▶ [Istruzioni da seguire]
Trasforma in una tabella Markdown il tratto di voci dall'inizio fino alla voce che contiene "data-point [366, 412, 369, 415]", entrambe incluse, tralasciando le righe vuote. Usa le colonne n, con il numero progressivo, e Voce, con il testo della voce.

Voci memorizzate del dataset:

◆ ◆ ◆ ◆ ◆ ◆ ◆

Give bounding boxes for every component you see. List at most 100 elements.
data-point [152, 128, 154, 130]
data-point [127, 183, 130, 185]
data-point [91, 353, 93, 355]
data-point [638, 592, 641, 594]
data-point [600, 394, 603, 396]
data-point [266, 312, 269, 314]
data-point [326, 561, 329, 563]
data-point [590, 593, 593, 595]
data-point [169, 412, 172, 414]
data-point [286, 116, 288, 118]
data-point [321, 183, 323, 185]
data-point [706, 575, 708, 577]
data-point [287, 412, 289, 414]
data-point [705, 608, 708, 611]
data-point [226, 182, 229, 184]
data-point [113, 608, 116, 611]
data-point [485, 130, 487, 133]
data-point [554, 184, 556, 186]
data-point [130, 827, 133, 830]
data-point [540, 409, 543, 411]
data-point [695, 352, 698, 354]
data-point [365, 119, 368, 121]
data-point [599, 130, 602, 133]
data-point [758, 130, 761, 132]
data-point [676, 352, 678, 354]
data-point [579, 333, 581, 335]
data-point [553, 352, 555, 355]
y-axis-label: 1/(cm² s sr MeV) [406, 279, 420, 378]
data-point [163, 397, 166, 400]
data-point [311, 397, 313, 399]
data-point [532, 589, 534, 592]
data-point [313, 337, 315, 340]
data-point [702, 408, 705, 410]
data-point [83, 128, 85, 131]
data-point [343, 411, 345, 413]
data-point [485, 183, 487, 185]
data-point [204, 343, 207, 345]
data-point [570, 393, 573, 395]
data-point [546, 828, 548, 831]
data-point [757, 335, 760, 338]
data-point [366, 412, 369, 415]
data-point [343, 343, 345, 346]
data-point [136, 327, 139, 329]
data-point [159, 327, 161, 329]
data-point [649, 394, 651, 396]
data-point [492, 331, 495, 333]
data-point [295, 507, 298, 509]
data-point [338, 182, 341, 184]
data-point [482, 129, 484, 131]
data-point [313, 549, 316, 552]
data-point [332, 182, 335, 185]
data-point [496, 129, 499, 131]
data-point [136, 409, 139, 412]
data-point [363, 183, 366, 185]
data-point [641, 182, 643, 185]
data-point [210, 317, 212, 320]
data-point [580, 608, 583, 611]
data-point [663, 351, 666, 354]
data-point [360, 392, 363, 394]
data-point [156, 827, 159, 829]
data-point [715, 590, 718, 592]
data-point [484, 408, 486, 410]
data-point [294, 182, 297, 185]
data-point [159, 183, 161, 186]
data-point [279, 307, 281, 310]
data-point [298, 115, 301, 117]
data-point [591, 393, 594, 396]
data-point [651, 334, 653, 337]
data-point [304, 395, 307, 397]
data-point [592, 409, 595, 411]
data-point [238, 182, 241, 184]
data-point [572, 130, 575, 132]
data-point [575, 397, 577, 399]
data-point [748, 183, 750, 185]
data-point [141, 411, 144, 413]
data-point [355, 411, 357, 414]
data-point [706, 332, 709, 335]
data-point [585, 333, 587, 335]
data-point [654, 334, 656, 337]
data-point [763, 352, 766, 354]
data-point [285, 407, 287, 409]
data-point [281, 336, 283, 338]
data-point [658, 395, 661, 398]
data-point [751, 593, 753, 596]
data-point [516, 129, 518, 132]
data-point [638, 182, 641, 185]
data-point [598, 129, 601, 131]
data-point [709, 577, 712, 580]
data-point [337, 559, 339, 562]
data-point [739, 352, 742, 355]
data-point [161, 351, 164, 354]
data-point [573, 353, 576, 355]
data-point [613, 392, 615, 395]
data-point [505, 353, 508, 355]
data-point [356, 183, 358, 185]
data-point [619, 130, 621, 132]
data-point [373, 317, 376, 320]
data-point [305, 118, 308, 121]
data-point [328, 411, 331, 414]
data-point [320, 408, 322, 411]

◆ ◆ ◆ ◆ ◆ ◆ ◆

▶ [Risposta all'esercizio]
| n | Voce |
|---|---|
| 1 | Give bounding boxes for every component you see. List at most 100 elements. |
| 2 | data-point [152, 128, 154, 130] |
| 3 | data-point [127, 183, 130, 185] |
| 4 | data-point [91, 353, 93, 355] |
| 5 | data-point [638, 592, 641, 594] |
| 6 | data-point [600, 394, 603, 396] |
| 7 | data-point [266, 312, 269, 314] |
| 8 | data-point [326, 561, 329, 563] |
| 9 | data-point [590, 593, 593, 595] |
| 10 | data-point [169, 412, 172, 414] |
| 11 | data-point [286, 116, 288, 118] |
| 12 | data-point [321, 183, 323, 185] |
| 13 | data-point [706, 575, 708, 577] |
| 14 | data-point [287, 412, 289, 414] |
| 15 | data-point [705, 608, 708, 611] |
| 16 | data-point [226, 182, 229, 184] |
| 17 | data-point [113, 608, 116, 611] |
| 18 | data-point [485, 130, 487, 133] |
| 19 | data-point [554, 184, 556, 186] |
| 20 | data-point [130, 827, 133, 830] |
| 21 | data-point [540, 409, 543, 411] |
| 22 | data-point [695, 352, 698, 354] |
| 23 | data-point [365, 119, 368, 121] |
| 24 | data-point [599, 130, 602, 133] |
| 25 | data-point [758, 130, 761, 132] |
| 26 | data-point [676, 352, 678, 354] |
| 27 | data-point [579, 333, 581, 335] |
| 28 | data-point [553, 352, 555, 355] |
| 29 | y-axis-label: 1/(cm² s sr MeV) [406, 279, 420, 378] |
| 30 | data-point [163, 397, 166, 400] |
| 31 | data-point [311, 397, 313, 399] |
| 32 | data-point [532, 589, 534, 592] |
| 33 | data-point [313, 337, 315, 340] |
| 34 | data-point [702, 408, 705, 410] |
| 35 | data-point [83, 128, 85, 131] |
| 36 | data-point [343, 411, 345, 413] |
| 37 | data-point [485, 183, 487, 185] |
| 38 | data-point [204, 343, 207, 345] |
| 39 | data-point [570, 393, 573, 395] |
| 40 | data-point [546, 828, 548, 831] |
| 41 | data-point [757, 335, 760, 338] |
| 42 | data-point [366, 412, 369, 415] |